Directions
Would you return the complete listing below word for word?

[Dataset records]
#####

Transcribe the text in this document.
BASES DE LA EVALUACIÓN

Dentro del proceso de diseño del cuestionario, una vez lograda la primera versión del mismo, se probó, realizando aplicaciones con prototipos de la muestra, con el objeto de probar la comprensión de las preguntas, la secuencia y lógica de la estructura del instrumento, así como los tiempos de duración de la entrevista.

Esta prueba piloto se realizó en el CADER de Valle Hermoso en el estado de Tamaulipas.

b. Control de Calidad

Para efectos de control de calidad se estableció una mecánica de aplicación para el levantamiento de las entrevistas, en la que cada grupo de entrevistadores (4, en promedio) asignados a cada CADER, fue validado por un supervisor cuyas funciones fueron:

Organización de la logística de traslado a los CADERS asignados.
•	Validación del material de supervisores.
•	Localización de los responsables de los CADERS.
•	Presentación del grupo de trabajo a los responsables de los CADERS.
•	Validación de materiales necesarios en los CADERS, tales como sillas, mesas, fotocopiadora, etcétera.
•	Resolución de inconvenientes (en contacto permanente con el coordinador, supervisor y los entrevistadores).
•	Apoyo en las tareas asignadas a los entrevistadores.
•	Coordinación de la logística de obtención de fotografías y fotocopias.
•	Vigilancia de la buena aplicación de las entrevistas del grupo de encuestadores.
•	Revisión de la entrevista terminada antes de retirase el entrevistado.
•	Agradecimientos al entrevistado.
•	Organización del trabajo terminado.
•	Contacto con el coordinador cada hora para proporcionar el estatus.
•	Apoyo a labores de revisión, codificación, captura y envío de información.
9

#####

Output for this task
Transcribe the text in this document.
BASES DE LA EVALUACIÓN

Dentro del proceso de diseño del cuestionario, una vez lograda la primera versión del mismo, se probó, realizando aplicaciones con prototipos de la muestra, con el objeto de probar la comprensión de las preguntas, la secuencia y lógica de la estructura del instrumento, así como los tiempos de duración de la entrevista.

Esta prueba piloto se realizó en el CADER de Valle Hermoso en el estado de Tamaulipas.

b. Control de Calidad

Para efectos de control de calidad se estableció una mecánica de aplicación para el levantamiento de las entrevistas, en la que cada grupo de entrevistadores (4, en promedio) asignados a cada CADER, fue validado por un supervisor cuyas funciones fueron:

Organización de la logística de traslado a los CADERS asignados.
•	Validación del material de supervisores.
•	Localización de los responsables de los CADERS.
•	Presentación del grupo de trabajo a los responsables de los CADERS.
•	Validación de materiales necesarios en los CADERS, tales como sillas, mesas, fotocopiadora, etcétera.
•	Resolución de inconvenientes (en contacto permanente con el coordinador, supervisor y los entrevistadores).
•	Apoyo en las tareas asignadas a los entrevistadores.
•	Coordinación de la logística de obtención de fotografías y fotocopias.
•	Vigilancia de la buena aplicación de las entrevistas del grupo de encuestadores.
•	Revisión de la entrevista terminada antes de retirase el entrevistado.
•	Agradecimientos al entrevistado.
•	Organización del trabajo terminado.
•	Contacto con el coordinador cada hora para proporcionar el estatus.
•	Apoyo a labores de revisión, codificación, captura y envío de información.
9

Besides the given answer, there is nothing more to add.